(PROBLEM TO WORK ON):
Transcribe every line exactly and omit anything that is a picture.

(SUPPLIED RECORDS):
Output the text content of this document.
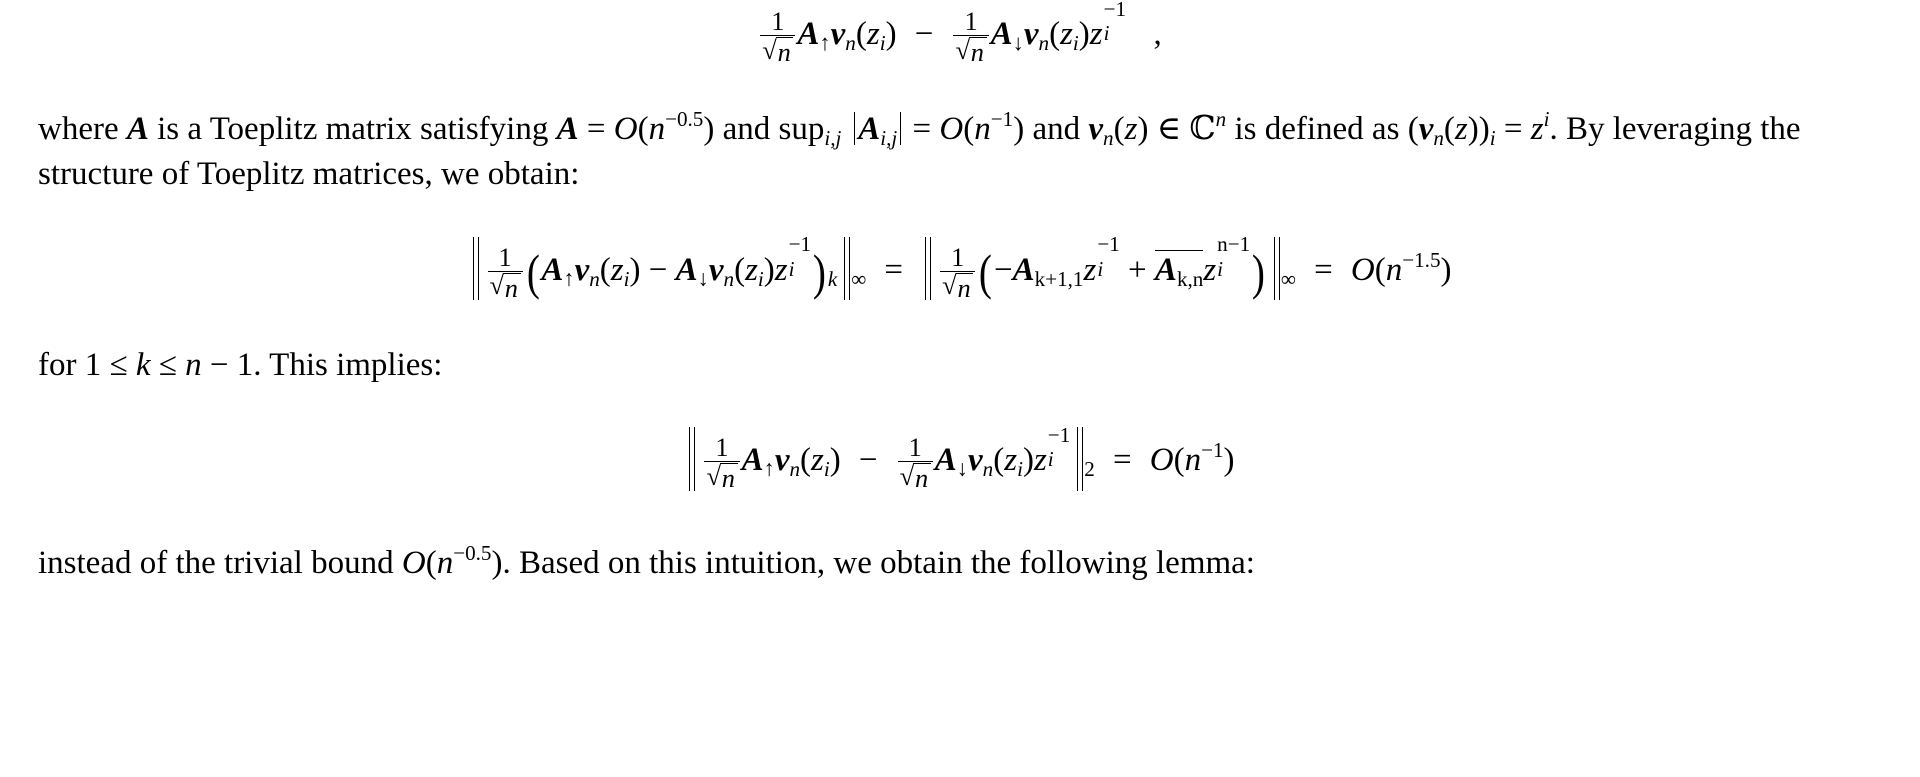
1
√ n $A↑v_n(z_i) - 1$
√ n $A↓v_n(z_i)z$
−1
i	,
where A is a Toeplitz matrix satisfying $A = O(n^{-0.5})$ and sup$_{i,j}$ $A_{i,j} = O(n^{-1})$ and $v_n(z)$ ∈ ℂ$^n$ is defined as $(v_n(z))_i = z^i$. By leveraging the structure of Toeplitz matrices, we obtain:
1
√ n ($A↑v_n(z_i)$ − $A↓v_n(z_i)z$
−1
i )$_k$ $_\infty$ = 1
√ n ($-A_{k+1,1}z$
−1
$i + A_{k,n}z$
n−1
i ) $_\infty = O(n^{-1.5})$
for 1 ≤ k ≤ n − 1. This implies:
1
√ n $A↑v_n(z_i) - 1$
√ n $A↓v_n(z_i)z$
−1
i	$_2 = O(n^{-1})$
instead of the trivial bound $O(n^{-0.5})$. Based on this intuition, we obtain the following lemma:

(TASK OUTPUT):
Output the text content of this document.
1
√ n $A↑v_n(z_i) - 1$
√ n $A↓v_n(z_i)z$
−1
i	,
where A is a Toeplitz matrix satisfying $A = O(n^{-0.5})$ and sup$_{i,j}$ $A_{i,j} = O(n^{-1})$ and $v_n(z)$ ∈ ℂ$^n$ is defined as $(v_n(z))_i = z^i$. By leveraging the structure of Toeplitz matrices, we obtain:
1
√ n ($A↑v_n(z_i)$ − $A↓v_n(z_i)z$
−1
i )$_k$ $_\infty$ = 1
√ n ($-A_{k+1,1}z$
−1
$i + A_{k,n}z$
n−1
i ) $_\infty = O(n^{-1.5})$
for 1 ≤ k ≤ n − 1. This implies:
1
√ n $A↑v_n(z_i) - 1$
√ n $A↓v_n(z_i)z$
−1
i	$_2 = O(n^{-1})$
instead of the trivial bound $O(n^{-0.5})$. Based on this intuition, we obtain the following lemma:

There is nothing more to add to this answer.